The problem – All entries should be output exactly as they stand.
━━━ Items
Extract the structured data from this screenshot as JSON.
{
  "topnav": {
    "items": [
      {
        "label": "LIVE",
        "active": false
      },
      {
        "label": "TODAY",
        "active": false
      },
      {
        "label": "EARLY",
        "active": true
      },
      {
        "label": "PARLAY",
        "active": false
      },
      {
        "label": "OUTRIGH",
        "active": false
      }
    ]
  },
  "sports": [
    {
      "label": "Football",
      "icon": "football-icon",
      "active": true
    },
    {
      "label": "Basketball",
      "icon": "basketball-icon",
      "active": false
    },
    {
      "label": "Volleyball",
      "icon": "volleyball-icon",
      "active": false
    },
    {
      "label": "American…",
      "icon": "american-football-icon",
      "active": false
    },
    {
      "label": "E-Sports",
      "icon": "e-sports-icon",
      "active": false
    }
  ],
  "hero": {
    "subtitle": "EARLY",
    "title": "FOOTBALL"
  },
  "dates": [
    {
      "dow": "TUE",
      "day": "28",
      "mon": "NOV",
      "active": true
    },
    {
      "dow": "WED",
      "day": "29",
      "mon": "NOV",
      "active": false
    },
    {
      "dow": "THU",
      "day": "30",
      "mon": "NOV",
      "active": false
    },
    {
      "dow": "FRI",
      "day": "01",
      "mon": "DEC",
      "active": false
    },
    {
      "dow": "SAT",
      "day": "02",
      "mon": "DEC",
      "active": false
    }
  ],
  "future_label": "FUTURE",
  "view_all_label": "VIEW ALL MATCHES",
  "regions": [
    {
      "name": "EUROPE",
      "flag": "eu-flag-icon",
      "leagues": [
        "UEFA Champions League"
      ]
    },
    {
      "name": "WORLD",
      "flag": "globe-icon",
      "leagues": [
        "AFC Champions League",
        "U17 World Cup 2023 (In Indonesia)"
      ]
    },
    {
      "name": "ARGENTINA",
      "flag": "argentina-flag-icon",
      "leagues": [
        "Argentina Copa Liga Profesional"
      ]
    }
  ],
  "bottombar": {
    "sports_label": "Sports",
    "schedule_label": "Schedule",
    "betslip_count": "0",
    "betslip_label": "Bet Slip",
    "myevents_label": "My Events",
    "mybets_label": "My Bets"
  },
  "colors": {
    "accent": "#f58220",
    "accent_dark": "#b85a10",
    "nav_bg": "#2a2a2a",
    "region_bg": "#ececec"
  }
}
━━━━━━
Solution –
Extract the structured data from this screenshot as JSON.
{
  "topnav": {
    "items": [
      {
        "label": "LIVE",
        "active": false
      },
      {
        "label": "TODAY",
        "active": false
      },
      {
        "label": "EARLY",
        "active": true
      },
      {
        "label": "PARLAY",
        "active": false
      },
      {
        "label": "OUTRIGH",
        "active": false
      }
    ]
  },
  "sports": [
    {
      "label": "Football",
      "icon": "football-icon",
      "active": true
    },
    {
      "label": "Basketball",
      "icon": "basketball-icon",
      "active": false
    },
    {
      "label": "Volleyball",
      "icon": "volleyball-icon",
      "active": false
    },
    {
      "label": "American…",
      "icon": "american-football-icon",
      "active": false
    },
    {
      "label": "E-Sports",
      "icon": "e-sports-icon",
      "active": false
    }
  ],
  "hero": {
    "subtitle": "EARLY",
    "title": "FOOTBALL"
  },
  "dates": [
    {
      "dow": "TUE",
      "day": "28",
      "mon": "NOV",
      "active": true
    },
    {
      "dow": "WED",
      "day": "29",
      "mon": "NOV",
      "active": false
    },
    {
      "dow": "THU",
      "day": "30",
      "mon": "NOV",
      "active": false
    },
    {
      "dow": "FRI",
      "day": "01",
      "mon": "DEC",
      "active": false
    },
    {
      "dow": "SAT",
      "day": "02",
      "mon": "DEC",
      "active": false
    }
  ],
  "future_label": "FUTURE",
  "view_all_label": "VIEW ALL MATCHES",
  "regions": [
    {
      "name": "EUROPE",
      "flag": "eu-flag-icon",
      "leagues": [
        "UEFA Champions League"
      ]
    },
    {
      "name": "WORLD",
      "flag": "globe-icon",
      "leagues": [
        "AFC Champions League",
        "U17 World Cup 2023 (In Indonesia)"
      ]
    },
    {
      "name": "ARGENTINA",
      "flag": "argentina-flag-icon",
      "leagues": [
        "Argentina Copa Liga Profesional"
      ]
    }
  ],
  "bottombar": {
    "sports_label": "Sports",
    "schedule_label": "Schedule",
    "betslip_count": "0",
    "betslip_label": "Bet Slip",
    "myevents_label": "My Events",
    "mybets_label": "My Bets"
  },
  "colors": {
    "accent": "#f58220",
    "accent_dark": "#b85a10",
    "nav_bg": "#2a2a2a",
    "region_bg": "#ececec"
  }
}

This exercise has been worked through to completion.